▸ PROBLEM TO SOLVE
Copy out each line that has "date" in it.

▸ EXTRACTED ENTRIES
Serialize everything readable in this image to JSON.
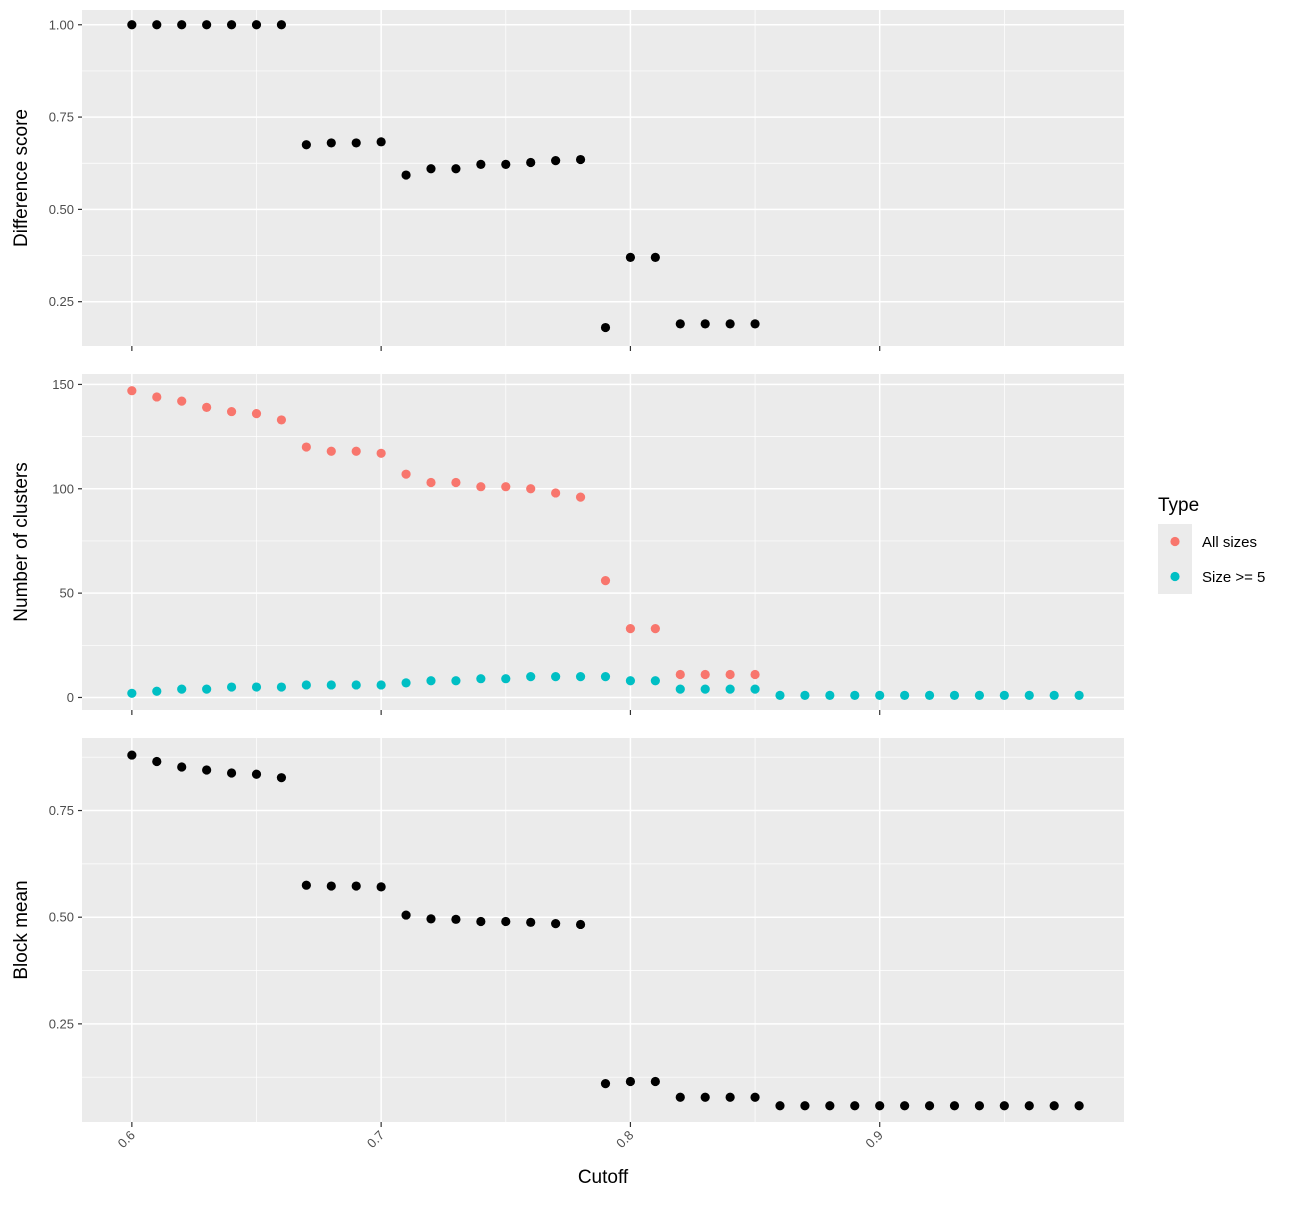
{
  "chart_data": {
    "type": "scatter",
    "xlabel": "Cutoff",
    "x_ticks": [
      "0.6",
      "0.7",
      "0.8",
      "0.9"
    ],
    "xlim": [
      0.58,
      0.998
    ],
    "grid": true,
    "legend": {
      "title": "Type",
      "placement": "right",
      "entries": [
        {
          "label": "All sizes",
          "color": "#F8766D"
        },
        {
          "label": "Size >= 5",
          "color": "#00BFC4"
        }
      ]
    },
    "panels": [
      {
        "ylabel": "Difference score",
        "ylim": [
          0.13,
          1.04
        ],
        "y_ticks": [
          "0.25",
          "0.50",
          "0.75",
          "1.00"
        ],
        "series": [
          {
            "color": "#000000",
            "points": [
              [
                0.6,
                1.0
              ],
              [
                0.61,
                1.0
              ],
              [
                0.62,
                1.0
              ],
              [
                0.63,
                1.0
              ],
              [
                0.64,
                1.0
              ],
              [
                0.65,
                1.0
              ],
              [
                0.66,
                1.0
              ],
              [
                0.67,
                0.675
              ],
              [
                0.68,
                0.68
              ],
              [
                0.69,
                0.68
              ],
              [
                0.7,
                0.683
              ],
              [
                0.71,
                0.593
              ],
              [
                0.72,
                0.61
              ],
              [
                0.73,
                0.61
              ],
              [
                0.74,
                0.622
              ],
              [
                0.75,
                0.622
              ],
              [
                0.76,
                0.627
              ],
              [
                0.77,
                0.632
              ],
              [
                0.78,
                0.635
              ],
              [
                0.79,
                0.18
              ],
              [
                0.8,
                0.37
              ],
              [
                0.81,
                0.37
              ],
              [
                0.82,
                0.19
              ],
              [
                0.83,
                0.19
              ],
              [
                0.84,
                0.19
              ],
              [
                0.85,
                0.19
              ]
            ]
          }
        ]
      },
      {
        "ylabel": "Number of clusters",
        "ylim": [
          -6,
          155
        ],
        "y_ticks": [
          "0",
          "50",
          "100",
          "150"
        ],
        "series": [
          {
            "name": "All sizes",
            "color": "#F8766D",
            "points": [
              [
                0.6,
                147
              ],
              [
                0.61,
                144
              ],
              [
                0.62,
                142
              ],
              [
                0.63,
                139
              ],
              [
                0.64,
                137
              ],
              [
                0.65,
                136
              ],
              [
                0.66,
                133
              ],
              [
                0.67,
                120
              ],
              [
                0.68,
                118
              ],
              [
                0.69,
                118
              ],
              [
                0.7,
                117
              ],
              [
                0.71,
                107
              ],
              [
                0.72,
                103
              ],
              [
                0.73,
                103
              ],
              [
                0.74,
                101
              ],
              [
                0.75,
                101
              ],
              [
                0.76,
                100
              ],
              [
                0.77,
                98
              ],
              [
                0.78,
                96
              ],
              [
                0.79,
                56
              ],
              [
                0.8,
                33
              ],
              [
                0.81,
                33
              ],
              [
                0.82,
                11
              ],
              [
                0.83,
                11
              ],
              [
                0.84,
                11
              ],
              [
                0.85,
                11
              ]
            ]
          },
          {
            "name": "Size >= 5",
            "color": "#00BFC4",
            "points": [
              [
                0.6,
                2
              ],
              [
                0.61,
                3
              ],
              [
                0.62,
                4
              ],
              [
                0.63,
                4
              ],
              [
                0.64,
                5
              ],
              [
                0.65,
                5
              ],
              [
                0.66,
                5
              ],
              [
                0.67,
                6
              ],
              [
                0.68,
                6
              ],
              [
                0.69,
                6
              ],
              [
                0.7,
                6
              ],
              [
                0.71,
                7
              ],
              [
                0.72,
                8
              ],
              [
                0.73,
                8
              ],
              [
                0.74,
                9
              ],
              [
                0.75,
                9
              ],
              [
                0.76,
                10
              ],
              [
                0.77,
                10
              ],
              [
                0.78,
                10
              ],
              [
                0.79,
                10
              ],
              [
                0.8,
                8
              ],
              [
                0.81,
                8
              ],
              [
                0.82,
                4
              ],
              [
                0.83,
                4
              ],
              [
                0.84,
                4
              ],
              [
                0.85,
                4
              ],
              [
                0.86,
                1
              ],
              [
                0.87,
                1
              ],
              [
                0.88,
                1
              ],
              [
                0.89,
                1
              ],
              [
                0.9,
                1
              ],
              [
                0.91,
                1
              ],
              [
                0.92,
                1
              ],
              [
                0.93,
                1
              ],
              [
                0.94,
                1
              ],
              [
                0.95,
                1
              ],
              [
                0.96,
                1
              ],
              [
                0.97,
                1
              ],
              [
                0.98,
                1
              ]
            ]
          }
        ]
      },
      {
        "ylabel": "Block mean",
        "ylim": [
          0.02,
          0.92
        ],
        "y_ticks": [
          "0.25",
          "0.50",
          "0.75"
        ],
        "series": [
          {
            "color": "#000000",
            "points": [
              [
                0.6,
                0.88
              ],
              [
                0.61,
                0.865
              ],
              [
                0.62,
                0.852
              ],
              [
                0.63,
                0.845
              ],
              [
                0.64,
                0.838
              ],
              [
                0.65,
                0.835
              ],
              [
                0.66,
                0.827
              ],
              [
                0.67,
                0.575
              ],
              [
                0.68,
                0.573
              ],
              [
                0.69,
                0.573
              ],
              [
                0.7,
                0.571
              ],
              [
                0.71,
                0.505
              ],
              [
                0.72,
                0.496
              ],
              [
                0.73,
                0.495
              ],
              [
                0.74,
                0.49
              ],
              [
                0.75,
                0.49
              ],
              [
                0.76,
                0.488
              ],
              [
                0.77,
                0.485
              ],
              [
                0.78,
                0.483
              ],
              [
                0.79,
                0.11
              ],
              [
                0.8,
                0.115
              ],
              [
                0.81,
                0.115
              ],
              [
                0.82,
                0.078
              ],
              [
                0.83,
                0.078
              ],
              [
                0.84,
                0.078
              ],
              [
                0.85,
                0.078
              ],
              [
                0.86,
                0.058
              ],
              [
                0.87,
                0.058
              ],
              [
                0.88,
                0.058
              ],
              [
                0.89,
                0.058
              ],
              [
                0.9,
                0.058
              ],
              [
                0.91,
                0.058
              ],
              [
                0.92,
                0.058
              ],
              [
                0.93,
                0.058
              ],
              [
                0.94,
                0.058
              ],
              [
                0.95,
                0.058
              ],
              [
                0.96,
                0.058
              ],
              [
                0.97,
                0.058
              ],
              [
                0.98,
                0.058
              ]
            ]
          }
        ]
      }
    ]
  }
}
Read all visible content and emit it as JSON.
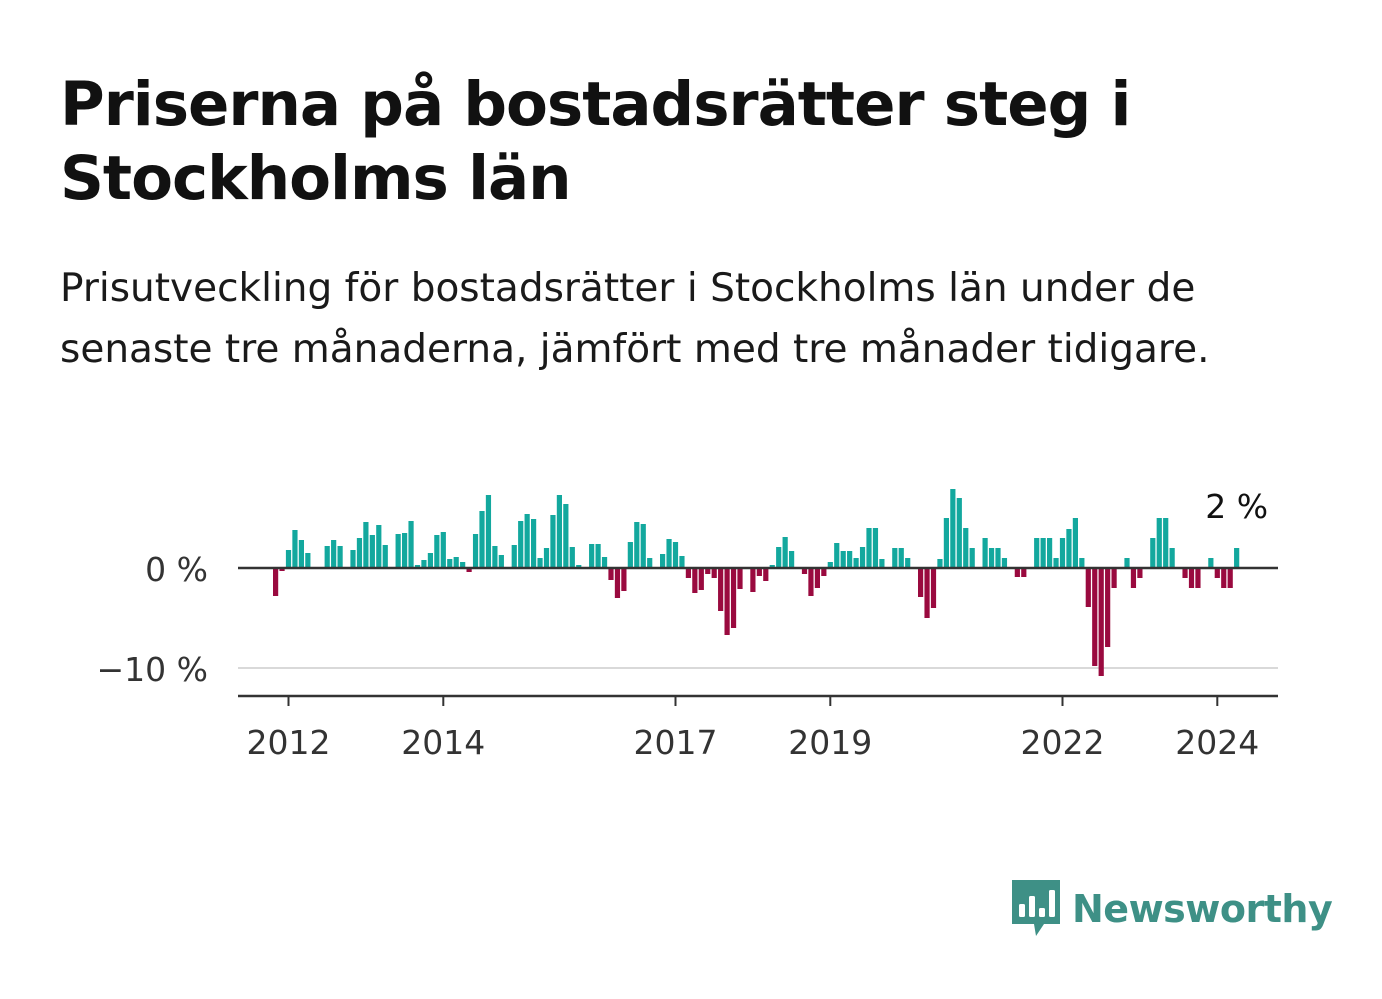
{
  "title": "Priserna på bostadsrätter steg i Stockholms län",
  "subtitle": "Prisutveckling för bostadsrätter i Stockholms län under de senaste tre månaderna, jämfört med tre månader tidigare.",
  "brand": {
    "name": "Newsworthy",
    "icon": "newsworthy-logo-icon",
    "color": "#3e9086"
  },
  "chart_data": {
    "type": "bar",
    "x_start": "2011-11",
    "x_end": "2024-03",
    "xticks": [
      {
        "label": "2012",
        "date": "2012-01"
      },
      {
        "label": "2014",
        "date": "2014-01"
      },
      {
        "label": "2017",
        "date": "2017-01"
      },
      {
        "label": "2019",
        "date": "2019-01"
      },
      {
        "label": "2022",
        "date": "2022-01"
      },
      {
        "label": "2024",
        "date": "2024-01"
      }
    ],
    "yticks": [
      {
        "label": "0 %",
        "value": 0
      },
      {
        "label": "−10 %",
        "value": -10
      }
    ],
    "ylim": [
      -12.8,
      8.5
    ],
    "grid": true,
    "positive_color": "#13a89e",
    "negative_color": "#9a0a3f",
    "last_label": "2 %",
    "values": [
      -2.8,
      -0.3,
      1.8,
      3.8,
      2.8,
      1.5,
      0,
      0,
      2.2,
      2.8,
      2.2,
      0,
      1.8,
      3.0,
      4.6,
      3.3,
      4.3,
      2.3,
      0,
      3.4,
      3.5,
      4.7,
      0.3,
      0.8,
      1.5,
      3.3,
      3.6,
      0.9,
      1.1,
      0.6,
      -0.4,
      3.4,
      5.7,
      7.3,
      2.2,
      1.3,
      0,
      2.3,
      4.7,
      5.4,
      4.9,
      1.0,
      2.0,
      5.3,
      7.3,
      6.4,
      2.1,
      0.3,
      0,
      2.4,
      2.4,
      1.1,
      -1.2,
      -3.0,
      -2.3,
      2.6,
      4.6,
      4.4,
      1.0,
      0,
      1.4,
      2.9,
      2.6,
      1.2,
      -1.0,
      -2.5,
      -2.2,
      -0.6,
      -1.0,
      -4.3,
      -6.7,
      -6.0,
      -2.1,
      0,
      -2.4,
      -0.8,
      -1.3,
      0.3,
      2.1,
      3.1,
      1.7,
      0,
      -0.6,
      -2.8,
      -2.0,
      -0.8,
      0.6,
      2.5,
      1.7,
      1.7,
      1.0,
      2.1,
      4.0,
      4.0,
      0.9,
      0,
      2.0,
      2.0,
      1.0,
      0,
      -2.9,
      -5.0,
      -4.0,
      0.9,
      5.0,
      7.9,
      7.0,
      4.0,
      2.0,
      0,
      3.0,
      2.0,
      2.0,
      1.0,
      0,
      -0.9,
      -0.9,
      0,
      3.0,
      3.0,
      3.0,
      1.0,
      3.0,
      3.9,
      5.0,
      1.0,
      -3.9,
      -9.8,
      -10.8,
      -7.9,
      -2.0,
      0,
      1.0,
      -2.0,
      -1.0,
      0,
      3.0,
      5.0,
      5.0,
      2.0,
      0,
      -1.0,
      -2.0,
      -2.0,
      0,
      1.0,
      -1.0,
      -2.0,
      -2.0,
      2.0
    ]
  }
}
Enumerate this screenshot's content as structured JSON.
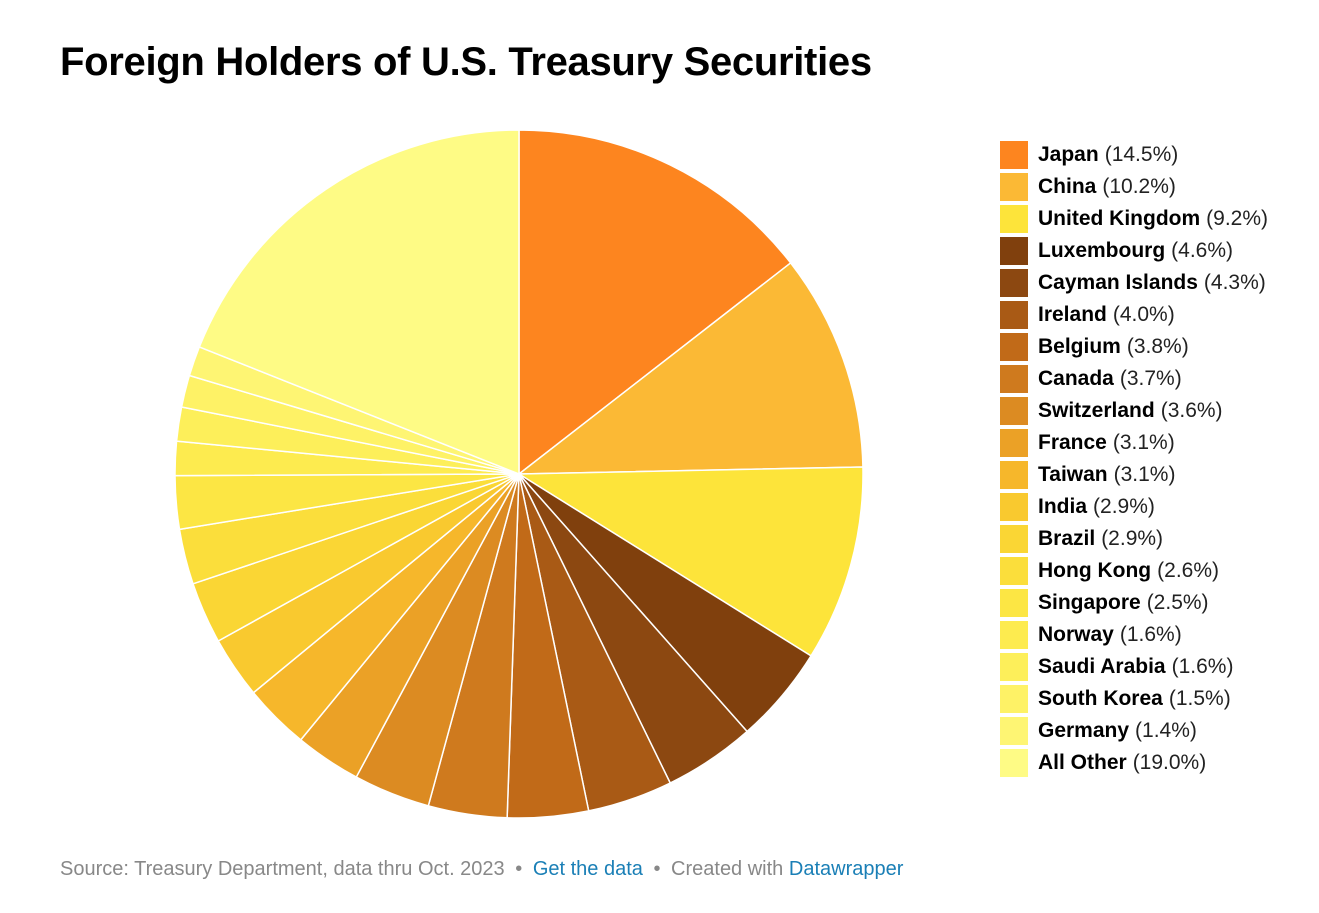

▸ RESULT
        "date": "2012-01"
        "date": "2014-01"
        "date": "2017-01"
        "date": "2019-01"
        "date": "2022-01"
        "date": "2024-01"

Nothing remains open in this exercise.